**PROBLEM TO WORK ON:** Continue the passage below on colonial land dispossession in South Africa, picking up after its final sentence.

**SELECTION:**

Of course there are justice-loving people in England who spoke against the colonial dispossession of the African people. Sir Thomas Farewell Buxton of the Anti-Slavery Society wrote, “My attention has been drawn to the wickedness of our proceedings as a nation, towards countries of natives we seize [by military force].We have usurped their land and enslaved them. Their greatest crime is the LAND of their forefathers.”(Sir Thomas Farewell Buxton, Edited Memoirs, London, 1926)

Prince Maqoma of the Xhosa-speaking Africans took part in a number of wars of national resistance against colonial land dispossession of the African people. Before he was imprisoned by colonial invaders of this African country in Robben Island in 1859, he told a British colonial soldier Colonel Wade:

“We [Africans] are to repossess land again. It was bequeathed to us by our ancestors, to hold, nurture and make it productive for their progeny….You [colonialists] came out of the sea to our land. Like a serpent you emerged out of the sea to our land. Besides, you had no tongue to speak to us. We waited to know why you had come. Instead we heard you are settling and taking more possession of our land.

“But this is our land. You made us vanish, not exist. We are our land. We cannot give up. We cannot rest. Without land, we cannot be.”

He died in Robben Island Prison in 1873.

In 1955 in South Africa, the African National Congress without even the knowledge and consent of Chief Albert Luthuli who was then the ANC President, came up with a document from some neo-liberal whites. They denied the anti-colonial nature of the African liberation struggle and demoted it to the mere level of anti-apartheid. The anti-colonial liberation struggle now became a civil rights movement.

They wrote a document in 1955 for the ANC called the “Freedom Charter.” It was in essence a freedom cheater. It contradicted and rejected the whole history of the African country. Its preamble falsely claimed:

“We, the people of South Africa, declare for all our country, and the world to know that South Africa belongs to all who live in it, black and white…And therefore, we the people of South Africa black and white together, equal countrymen and brothers adopt the Charter.”

What was the response of their “countrymen” and “brothers”?

This has been the reaction of ANC “countrymen” and “brothers”. In 1961 the colonial prime minister of South Africa, Hendrik Verwoerd, told an audience in London: “More than 300 years ago, two population groups equally foreign to South Africa converged in rather small numbers on what was practically empty land. Neither group colonised or robbed the other by invasion.”

His foreign affairs minister Eric Louw had earlier said, “The Bantu began to trek from North across the Limpopo when Jan van Riebeeck landed at Table Bay in 1652.”

Even deep into ANC “democracy,” on 16 February 2012, Pieter Muller, minister of agriculture in the ANC government,speaking in a purported “New South Africa” parliament, claimed that Africans in Azania are not the original inhabitants of this African country. He said, “The Bantu-speaking people moved from the Equator down south while the white people moved from the Cape to meet each other at the Kei River.” He did not disclose that colonialists arrived from Europe.

**PROVIDED MATERIAL:**
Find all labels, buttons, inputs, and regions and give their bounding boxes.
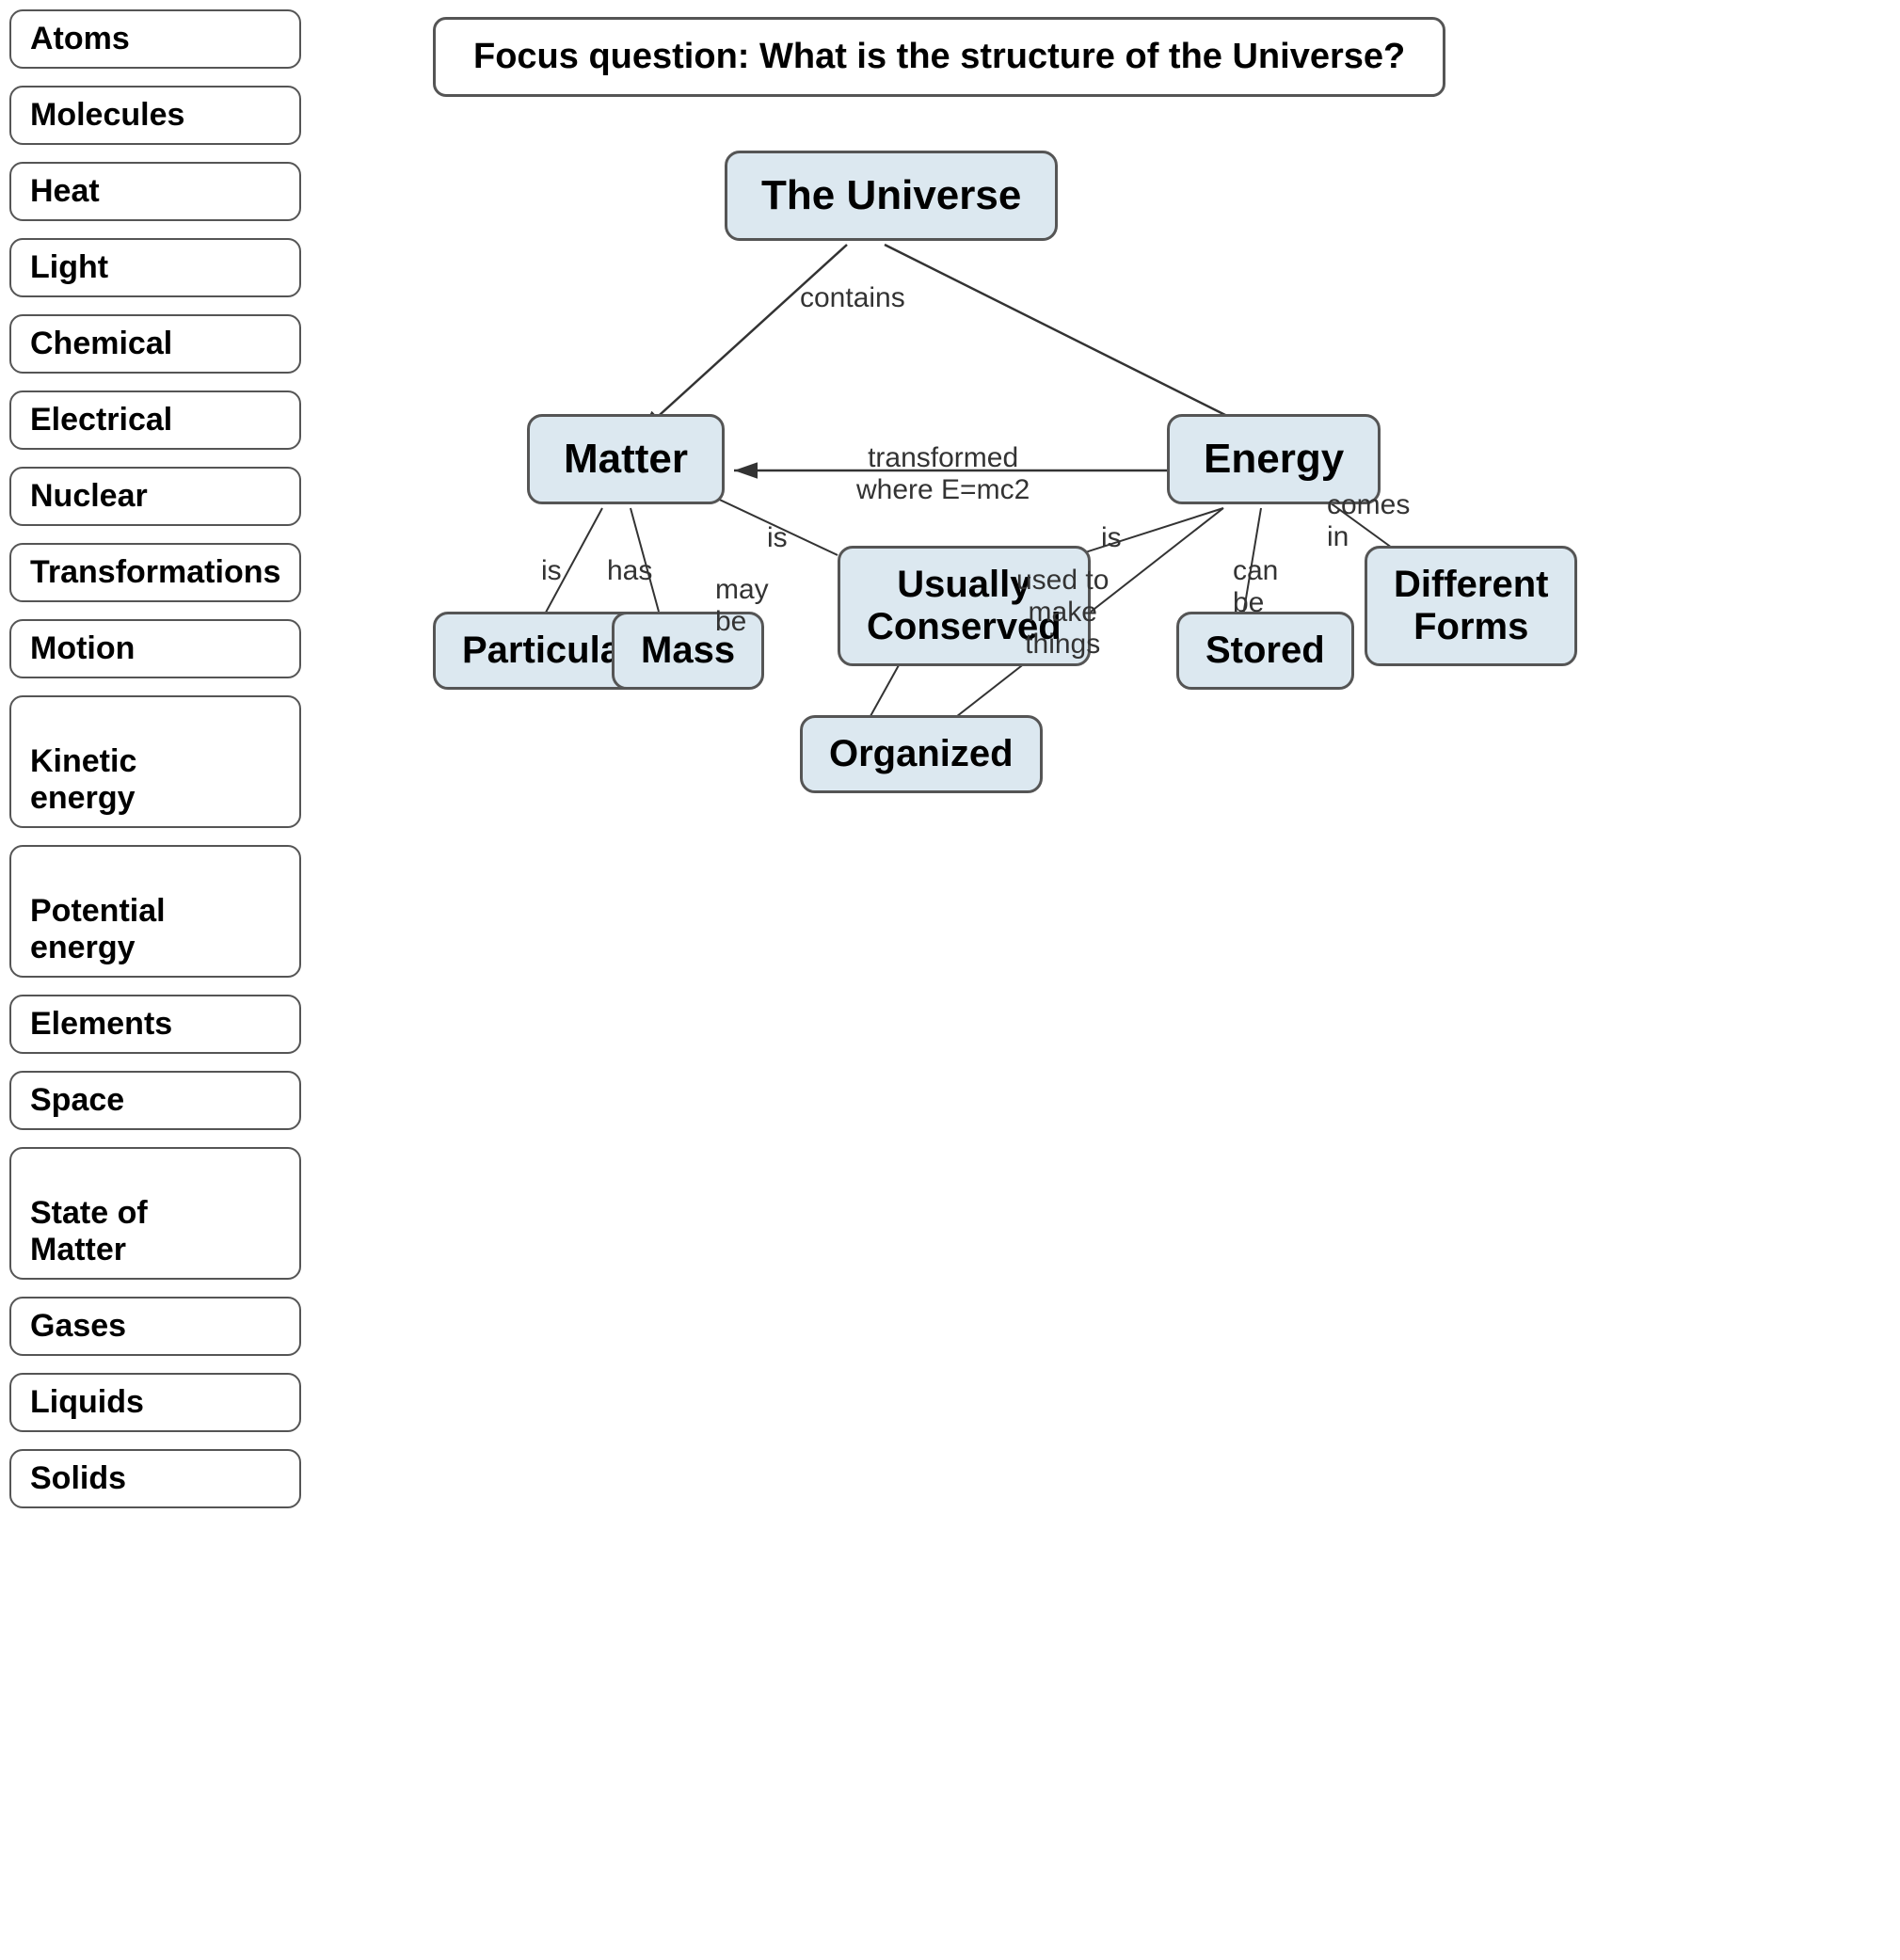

**RESPONSE:**
But even from European learned sources there is indisputable evidence that Africans were in Azania long before the colonial invaders of this continent. Prof. Shula Marks, a British academic, has pointed out that the carbon dates that have been processed from the Early Iron Age stretching over central, eastern and southern Africa reveals that the first Iron Age African farmers arrived here in the first millennium, and not as had been previously assumed, relatively late in the second.

Prof Marks has further stated that, “The earliest date we have for the Iron Age in South Africa goes back to 1200 years before the Portuguese rounded the southern tip of the Continent of Africa.”

For his part Prof. Revil Mason when addressing a symposium in 1973 on ancient mining in Azania declared that, “the early Iron Age Africans entered Transvaal [northern Azania] between 27 B.C. and 473 A.D.” Prof. Mason was head of archaeology department at Witwatersrand University.

Indeed, Prof. James H. Evans of the Faculty of Colgate Rochester Divinity College in America has correctly asked, “Why does the white myth of South Africa differ widely from reality?”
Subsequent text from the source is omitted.